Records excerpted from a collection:
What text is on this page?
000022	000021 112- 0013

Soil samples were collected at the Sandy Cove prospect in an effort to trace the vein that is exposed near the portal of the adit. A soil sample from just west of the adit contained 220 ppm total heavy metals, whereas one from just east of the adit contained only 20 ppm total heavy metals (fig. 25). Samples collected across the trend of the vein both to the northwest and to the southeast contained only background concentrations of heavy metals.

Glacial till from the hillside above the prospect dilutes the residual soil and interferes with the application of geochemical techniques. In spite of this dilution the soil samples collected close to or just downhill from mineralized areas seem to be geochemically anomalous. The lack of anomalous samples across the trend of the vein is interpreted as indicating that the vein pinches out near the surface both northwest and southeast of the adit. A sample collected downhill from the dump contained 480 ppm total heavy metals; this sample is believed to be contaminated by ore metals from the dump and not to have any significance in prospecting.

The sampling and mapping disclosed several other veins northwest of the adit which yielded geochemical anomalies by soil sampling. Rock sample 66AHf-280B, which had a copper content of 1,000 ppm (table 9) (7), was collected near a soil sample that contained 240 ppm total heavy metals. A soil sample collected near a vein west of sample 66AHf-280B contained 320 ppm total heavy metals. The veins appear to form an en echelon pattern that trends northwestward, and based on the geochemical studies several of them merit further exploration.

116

-- Required work --
Each entry is to be returned in full, character for character.

-- Task solution --
What text is on this page?
000022	000021 112- 0013

Soil samples were collected at the Sandy Cove prospect in an effort to trace the vein that is exposed near the portal of the adit. A soil sample from just west of the adit contained 220 ppm total heavy metals, whereas one from just east of the adit contained only 20 ppm total heavy metals (fig. 25). Samples collected across the trend of the vein both to the northwest and to the southeast contained only background concentrations of heavy metals.

Glacial till from the hillside above the prospect dilutes the residual soil and interferes with the application of geochemical techniques. In spite of this dilution the soil samples collected close to or just downhill from mineralized areas seem to be geochemically anomalous. The lack of anomalous samples across the trend of the vein is interpreted as indicating that the vein pinches out near the surface both northwest and southeast of the adit. A sample collected downhill from the dump contained 480 ppm total heavy metals; this sample is believed to be contaminated by ore metals from the dump and not to have any significance in prospecting.

The sampling and mapping disclosed several other veins northwest of the adit which yielded geochemical anomalies by soil sampling. Rock sample 66AHf-280B, which had a copper content of 1,000 ppm (table 9) (7), was collected near a soil sample that contained 240 ppm total heavy metals. A soil sample collected near a vein west of sample 66AHf-280B contained 320 ppm total heavy metals. The veins appear to form an en echelon pattern that trends northwestward, and based on the geochemical studies several of them merit further exploration.

116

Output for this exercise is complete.